*PROVIDED MATERIAL*.
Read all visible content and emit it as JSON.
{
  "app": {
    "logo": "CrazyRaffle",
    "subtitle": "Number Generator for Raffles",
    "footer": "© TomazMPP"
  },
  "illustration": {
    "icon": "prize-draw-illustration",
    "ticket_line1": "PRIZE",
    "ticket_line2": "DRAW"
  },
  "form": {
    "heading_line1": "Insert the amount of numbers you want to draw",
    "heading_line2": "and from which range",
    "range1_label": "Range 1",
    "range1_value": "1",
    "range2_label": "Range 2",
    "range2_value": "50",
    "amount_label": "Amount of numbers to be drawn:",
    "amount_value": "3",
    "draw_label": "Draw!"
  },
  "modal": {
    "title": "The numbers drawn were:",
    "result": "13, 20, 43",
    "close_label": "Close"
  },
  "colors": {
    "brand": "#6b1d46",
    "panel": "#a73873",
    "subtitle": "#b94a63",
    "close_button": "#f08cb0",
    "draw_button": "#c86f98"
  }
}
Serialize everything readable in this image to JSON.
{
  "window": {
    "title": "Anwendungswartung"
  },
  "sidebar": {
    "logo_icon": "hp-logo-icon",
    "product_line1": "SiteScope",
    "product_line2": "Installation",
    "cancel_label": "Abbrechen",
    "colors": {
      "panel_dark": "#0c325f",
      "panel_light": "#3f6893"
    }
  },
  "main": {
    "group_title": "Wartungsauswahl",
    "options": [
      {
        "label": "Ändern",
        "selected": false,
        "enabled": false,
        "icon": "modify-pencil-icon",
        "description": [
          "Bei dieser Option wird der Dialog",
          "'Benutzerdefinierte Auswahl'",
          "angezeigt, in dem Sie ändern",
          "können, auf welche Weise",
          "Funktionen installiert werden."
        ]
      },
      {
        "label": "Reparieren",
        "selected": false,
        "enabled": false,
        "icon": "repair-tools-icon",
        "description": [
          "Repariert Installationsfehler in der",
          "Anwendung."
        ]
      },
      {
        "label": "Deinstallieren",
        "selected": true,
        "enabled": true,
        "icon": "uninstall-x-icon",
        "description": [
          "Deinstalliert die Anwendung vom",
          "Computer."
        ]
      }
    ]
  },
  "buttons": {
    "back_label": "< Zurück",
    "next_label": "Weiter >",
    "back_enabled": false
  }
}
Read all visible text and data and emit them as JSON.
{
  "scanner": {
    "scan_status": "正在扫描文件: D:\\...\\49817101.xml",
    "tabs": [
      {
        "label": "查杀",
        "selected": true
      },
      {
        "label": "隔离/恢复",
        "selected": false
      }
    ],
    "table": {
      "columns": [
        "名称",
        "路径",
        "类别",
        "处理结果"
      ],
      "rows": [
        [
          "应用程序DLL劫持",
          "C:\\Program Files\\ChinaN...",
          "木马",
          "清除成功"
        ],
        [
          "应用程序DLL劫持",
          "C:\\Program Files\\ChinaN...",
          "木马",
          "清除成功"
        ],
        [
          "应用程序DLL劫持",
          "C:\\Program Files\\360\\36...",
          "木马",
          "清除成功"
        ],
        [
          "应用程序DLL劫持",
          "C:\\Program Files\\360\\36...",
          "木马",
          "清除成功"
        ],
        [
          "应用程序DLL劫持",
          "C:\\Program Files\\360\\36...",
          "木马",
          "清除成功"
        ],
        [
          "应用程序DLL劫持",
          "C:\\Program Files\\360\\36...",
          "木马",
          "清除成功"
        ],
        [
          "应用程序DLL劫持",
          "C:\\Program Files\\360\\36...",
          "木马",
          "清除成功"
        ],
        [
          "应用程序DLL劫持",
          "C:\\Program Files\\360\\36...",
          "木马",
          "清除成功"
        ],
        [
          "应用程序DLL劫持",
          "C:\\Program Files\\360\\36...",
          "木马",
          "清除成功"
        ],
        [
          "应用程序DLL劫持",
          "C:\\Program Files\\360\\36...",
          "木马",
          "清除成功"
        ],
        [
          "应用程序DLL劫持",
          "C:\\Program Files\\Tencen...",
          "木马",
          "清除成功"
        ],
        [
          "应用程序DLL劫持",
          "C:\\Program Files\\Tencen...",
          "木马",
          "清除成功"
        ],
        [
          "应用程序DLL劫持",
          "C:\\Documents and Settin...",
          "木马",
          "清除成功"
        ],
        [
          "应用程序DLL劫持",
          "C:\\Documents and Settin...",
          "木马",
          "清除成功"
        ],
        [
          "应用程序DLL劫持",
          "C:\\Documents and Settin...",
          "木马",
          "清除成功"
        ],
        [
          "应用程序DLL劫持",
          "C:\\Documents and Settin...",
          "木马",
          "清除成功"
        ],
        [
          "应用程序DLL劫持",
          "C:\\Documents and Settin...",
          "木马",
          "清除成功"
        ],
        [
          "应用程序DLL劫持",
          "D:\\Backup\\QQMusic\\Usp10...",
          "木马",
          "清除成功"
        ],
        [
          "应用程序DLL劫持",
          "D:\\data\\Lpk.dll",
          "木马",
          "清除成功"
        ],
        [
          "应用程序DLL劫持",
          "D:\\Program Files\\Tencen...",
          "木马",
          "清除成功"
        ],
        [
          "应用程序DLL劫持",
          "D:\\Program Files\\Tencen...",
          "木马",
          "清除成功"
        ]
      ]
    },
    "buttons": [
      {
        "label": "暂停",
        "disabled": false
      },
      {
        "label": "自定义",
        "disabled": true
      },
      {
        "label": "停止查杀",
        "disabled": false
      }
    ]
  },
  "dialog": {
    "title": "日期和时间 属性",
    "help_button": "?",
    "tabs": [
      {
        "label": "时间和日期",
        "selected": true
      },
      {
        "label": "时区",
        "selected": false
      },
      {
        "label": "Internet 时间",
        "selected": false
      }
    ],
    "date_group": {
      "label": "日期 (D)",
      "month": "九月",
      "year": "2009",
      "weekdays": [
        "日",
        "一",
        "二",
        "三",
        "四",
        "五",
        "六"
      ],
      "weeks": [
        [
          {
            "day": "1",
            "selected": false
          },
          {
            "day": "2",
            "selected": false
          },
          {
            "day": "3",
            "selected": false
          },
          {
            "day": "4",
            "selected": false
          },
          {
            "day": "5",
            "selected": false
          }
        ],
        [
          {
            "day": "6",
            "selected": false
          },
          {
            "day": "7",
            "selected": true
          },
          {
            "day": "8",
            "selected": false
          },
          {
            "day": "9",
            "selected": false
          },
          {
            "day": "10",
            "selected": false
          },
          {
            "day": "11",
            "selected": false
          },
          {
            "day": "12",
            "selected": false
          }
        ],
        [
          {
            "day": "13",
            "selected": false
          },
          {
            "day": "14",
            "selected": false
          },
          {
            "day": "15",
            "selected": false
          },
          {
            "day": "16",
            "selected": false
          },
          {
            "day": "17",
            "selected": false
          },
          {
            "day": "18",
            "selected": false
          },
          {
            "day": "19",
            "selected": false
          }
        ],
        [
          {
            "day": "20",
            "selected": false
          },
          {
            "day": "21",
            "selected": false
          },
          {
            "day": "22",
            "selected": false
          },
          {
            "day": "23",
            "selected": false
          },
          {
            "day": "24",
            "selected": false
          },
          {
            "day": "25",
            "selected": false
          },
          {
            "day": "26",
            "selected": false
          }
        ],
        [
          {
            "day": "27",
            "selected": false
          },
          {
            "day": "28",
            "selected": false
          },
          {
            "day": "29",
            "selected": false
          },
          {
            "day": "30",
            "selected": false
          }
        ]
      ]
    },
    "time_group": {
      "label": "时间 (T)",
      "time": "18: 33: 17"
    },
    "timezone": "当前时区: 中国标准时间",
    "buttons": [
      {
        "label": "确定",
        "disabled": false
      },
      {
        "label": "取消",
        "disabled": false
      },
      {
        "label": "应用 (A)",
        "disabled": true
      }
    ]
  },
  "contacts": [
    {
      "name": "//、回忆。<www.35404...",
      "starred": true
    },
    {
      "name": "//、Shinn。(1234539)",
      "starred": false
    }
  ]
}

*EXERCISE REQUIREMENTS*. Extract each line from the listing above, please, and repeat it exactly.

*THE SOLUTION*.
Read all visible content and emit it as JSON.
{
  "app": {
    "logo": "CrazyRaffle",
    "subtitle": "Number Generator for Raffles",
    "footer": "© TomazMPP"
  },
  "illustration": {
    "icon": "prize-draw-illustration",
    "ticket_line1": "PRIZE",
    "ticket_line2": "DRAW"
  },
  "form": {
    "heading_line1": "Insert the amount of numbers you want to draw",
    "heading_line2": "and from which range",
    "range1_label": "Range 1",
    "range1_value": "1",
    "range2_label": "Range 2",
    "range2_value": "50",
    "amount_label": "Amount of numbers to be drawn:",
    "amount_value": "3",
    "draw_label": "Draw!"
  },
  "modal": {
    "title": "The numbers drawn were:",
    "result": "13, 20, 43",
    "close_label": "Close"
  },
  "colors": {
    "brand": "#6b1d46",
    "panel": "#a73873",
    "subtitle": "#b94a63",
    "close_button": "#f08cb0",
    "draw_button": "#c86f98"
  }
}
Serialize everything readable in this image to JSON.
{
  "window": {
    "title": "Anwendungswartung"
  },
  "sidebar": {
    "logo_icon": "hp-logo-icon",
    "product_line1": "SiteScope",
    "product_line2": "Installation",
    "cancel_label": "Abbrechen",
    "colors": {
      "panel_dark": "#0c325f",
      "panel_light": "#3f6893"
    }
  },
  "main": {
    "group_title": "Wartungsauswahl",
    "options": [
      {
        "label": "Ändern",
        "selected": false,
        "enabled": false,
        "icon": "modify-pencil-icon",
        "description": [
          "Bei dieser Option wird der Dialog",
          "'Benutzerdefinierte Auswahl'",
          "angezeigt, in dem Sie ändern",
          "können, auf welche Weise",
          "Funktionen installiert werden."
        ]
      },
      {
        "label": "Reparieren",
        "selected": false,
        "enabled": false,
        "icon": "repair-tools-icon",
        "description": [
          "Repariert Installationsfehler in der",
          "Anwendung."
        ]
      },
      {
        "label": "Deinstallieren",
        "selected": true,
        "enabled": true,
        "icon": "uninstall-x-icon",
        "description": [
          "Deinstalliert die Anwendung vom",
          "Computer."
        ]
      }
    ]
  },
  "buttons": {
    "back_label": "< Zurück",
    "next_label": "Weiter >",
    "back_enabled": false
  }
}
Read all visible text and data and emit them as JSON.
{
  "scanner": {
    "scan_status": "正在扫描文件: D:\\...\\49817101.xml",
    "tabs": [
      {
        "label": "查杀",
        "selected": true
      },
      {
        "label": "隔离/恢复",
        "selected": false
      }
    ],
    "table": {
      "columns": [
        "名称",
        "路径",
        "类别",
        "处理结果"
      ],
      "rows": [
        [
          "应用程序DLL劫持",
          "C:\\Program Files\\ChinaN...",
          "木马",
          "清除成功"
        ],
        [
          "应用程序DLL劫持",
          "C:\\Program Files\\ChinaN...",
          "木马",
          "清除成功"
        ],
        [
          "应用程序DLL劫持",
          "C:\\Program Files\\360\\36...",
          "木马",
          "清除成功"
        ],
        [
          "应用程序DLL劫持",
          "C:\\Program Files\\360\\36...",
          "木马",
          "清除成功"
        ],
        [
          "应用程序DLL劫持",
          "C:\\Program Files\\360\\36...",
          "木马",
          "清除成功"
        ],
        [
          "应用程序DLL劫持",
          "C:\\Program Files\\360\\36...",
          "木马",
          "清除成功"
        ],
        [
          "应用程序DLL劫持",
          "C:\\Program Files\\360\\36...",
          "木马",
          "清除成功"
        ],
        [
          "应用程序DLL劫持",
          "C:\\Program Files\\360\\36...",
          "木马",
          "清除成功"
        ],
        [
          "应用程序DLL劫持",
          "C:\\Program Files\\360\\36...",
          "木马",
          "清除成功"
        ],
        [
          "应用程序DLL劫持",
          "C:\\Program Files\\360\\36...",
          "木马",
          "清除成功"
        ],
        [
          "应用程序DLL劫持",
          "C:\\Program Files\\Tencen...",
          "木马",
          "清除成功"
        ],
        [
          "应用程序DLL劫持",
          "C:\\Program Files\\Tencen...",
          "木马",
          "清除成功"
        ],
        [
          "应用程序DLL劫持",
          "C:\\Documents and Settin...",
          "木马",
          "清除成功"
        ],
        [
          "应用程序DLL劫持",
          "C:\\Documents and Settin...",
          "木马",
          "清除成功"
        ],
        [
          "应用程序DLL劫持",
          "C:\\Documents and Settin...",
          "木马",
          "清除成功"
        ],
        [
          "应用程序DLL劫持",
          "C:\\Documents and Settin...",
          "木马",
          "清除成功"
        ],
        [
          "应用程序DLL劫持",
          "C:\\Documents and Settin...",
          "木马",
          "清除成功"
        ],
        [
          "应用程序DLL劫持",
          "D:\\Backup\\QQMusic\\Usp10...",
          "木马",
          "清除成功"
        ],
        [
          "应用程序DLL劫持",
          "D:\\data\\Lpk.dll",
          "木马",
          "清除成功"
        ],
        [
          "应用程序DLL劫持",
          "D:\\Program Files\\Tencen...",
          "木马",
          "清除成功"
        ],
        [
          "应用程序DLL劫持",
          "D:\\Program Files\\Tencen...",
          "木马",
          "清除成功"
        ]
      ]
    },
    "buttons": [
      {
        "label": "暂停",
        "disabled": false
      },
      {
        "label": "自定义",
        "disabled": true
      },
      {
        "label": "停止查杀",
        "disabled": false
      }
    ]
  },
  "dialog": {
    "title": "日期和时间 属性",
    "help_button": "?",
    "tabs": [
      {
        "label": "时间和日期",
        "selected": true
      },
      {
        "label": "时区",
        "selected": false
      },
      {
        "label": "Internet 时间",
        "selected": false
      }
    ],
    "date_group": {
      "label": "日期 (D)",
      "month": "九月",
      "year": "2009",
      "weekdays": [
        "日",
        "一",
        "二",
        "三",
        "四",
        "五",
        "六"
      ],
      "weeks": [
        [
          {
            "day": "1",
            "selected": false
          },
          {
            "day": "2",
            "selected": false
          },
          {
            "day": "3",
            "selected": false
          },
          {
            "day": "4",
            "selected": false
          },
          {
            "day": "5",
            "selected": false
          }
        ],
        [
          {
            "day": "6",
            "selected": false
          },
          {
            "day": "7",
            "selected": true
          },
          {
            "day": "8",
            "selected": false
          },
          {
            "day": "9",
            "selected": false
          },
          {
            "day": "10",
            "selected": false
          },
          {
            "day": "11",
            "selected": false
          },
          {
            "day": "12",
            "selected": false
          }
        ],
        [
          {
            "day": "13",
            "selected": false
          },
          {
            "day": "14",
            "selected": false
          },
          {
            "day": "15",
            "selected": false
          },
          {
            "day": "16",
            "selected": false
          },
          {
            "day": "17",
            "selected": false
          },
          {
            "day": "18",
            "selected": false
          },
          {
            "day": "19",
            "selected": false
          }
        ],
        [
          {
            "day": "20",
            "selected": false
          },
          {
            "day": "21",
            "selected": false
          },
          {
            "day": "22",
            "selected": false
          },
          {
            "day": "23",
            "selected": false
          },
          {
            "day": "24",
            "selected": false
          },
          {
            "day": "25",
            "selected": false
          },
          {
            "day": "26",
            "selected": false
          }
        ],
        [
          {
            "day": "27",
            "selected": false
          },
          {
            "day": "28",
            "selected": false
          },
          {
            "day": "29",
            "selected": false
          },
          {
            "day": "30",
            "selected": false
          }
        ]
      ]
    },
    "time_group": {
      "label": "时间 (T)",
      "time": "18: 33: 17"
    },
    "timezone": "当前时区: 中国标准时间",
    "buttons": [
      {
        "label": "确定",
        "disabled": false
      },
      {
        "label": "取消",
        "disabled": false
      },
      {
        "label": "应用 (A)",
        "disabled": true
      }
    ]
  },
  "contacts": [
    {
      "name": "//、回忆。<www.35404...",
      "starred": true
    },
    {
      "name": "//、Shinn。(1234539)",
      "starred": false
    }
  ]
}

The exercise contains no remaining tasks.